--- START DATASET ROWS ---

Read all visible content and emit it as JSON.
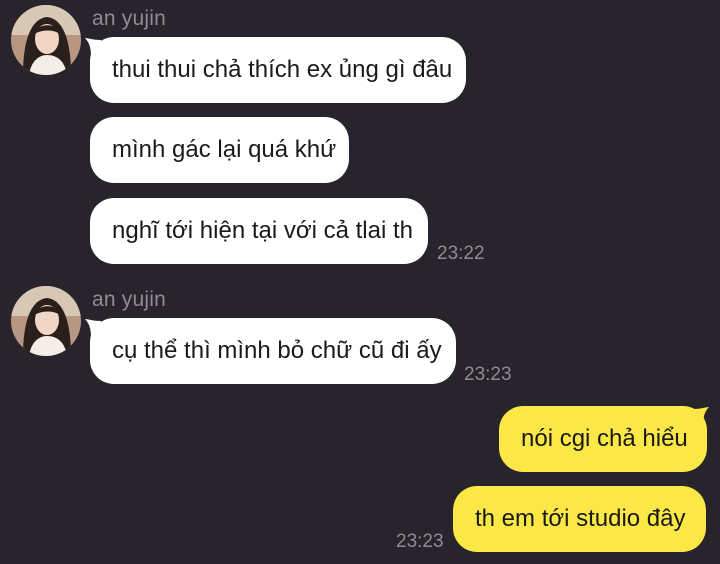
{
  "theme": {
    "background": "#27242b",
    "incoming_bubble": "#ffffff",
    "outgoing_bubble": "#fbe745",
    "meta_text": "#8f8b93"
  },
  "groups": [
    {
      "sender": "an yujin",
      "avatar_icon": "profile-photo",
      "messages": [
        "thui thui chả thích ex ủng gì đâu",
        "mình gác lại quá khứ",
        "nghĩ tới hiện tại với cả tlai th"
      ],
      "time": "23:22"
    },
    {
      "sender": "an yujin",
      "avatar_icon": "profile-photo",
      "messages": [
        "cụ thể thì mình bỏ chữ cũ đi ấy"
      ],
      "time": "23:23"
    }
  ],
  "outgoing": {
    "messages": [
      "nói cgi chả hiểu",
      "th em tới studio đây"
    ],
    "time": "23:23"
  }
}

--- END DATASET ROWS ---

Transcribe the records above exactly, leaving out every picture.

Read all visible content and emit it as JSON.
{
  "theme": {
    "background": "#27242b",
    "incoming_bubble": "#ffffff",
    "outgoing_bubble": "#fbe745",
    "meta_text": "#8f8b93"
  },
  "groups": [
    {
      "sender": "an yujin",
      "avatar_icon": "profile-photo",
      "messages": [
        "thui thui chả thích ex ủng gì đâu",
        "mình gác lại quá khứ",
        "nghĩ tới hiện tại với cả tlai th"
      ],
      "time": "23:22"
    },
    {
      "sender": "an yujin",
      "avatar_icon": "profile-photo",
      "messages": [
        "cụ thể thì mình bỏ chữ cũ đi ấy"
      ],
      "time": "23:23"
    }
  ],
  "outgoing": {
    "messages": [
      "nói cgi chả hiểu",
      "th em tới studio đây"
    ],
    "time": "23:23"
  }
}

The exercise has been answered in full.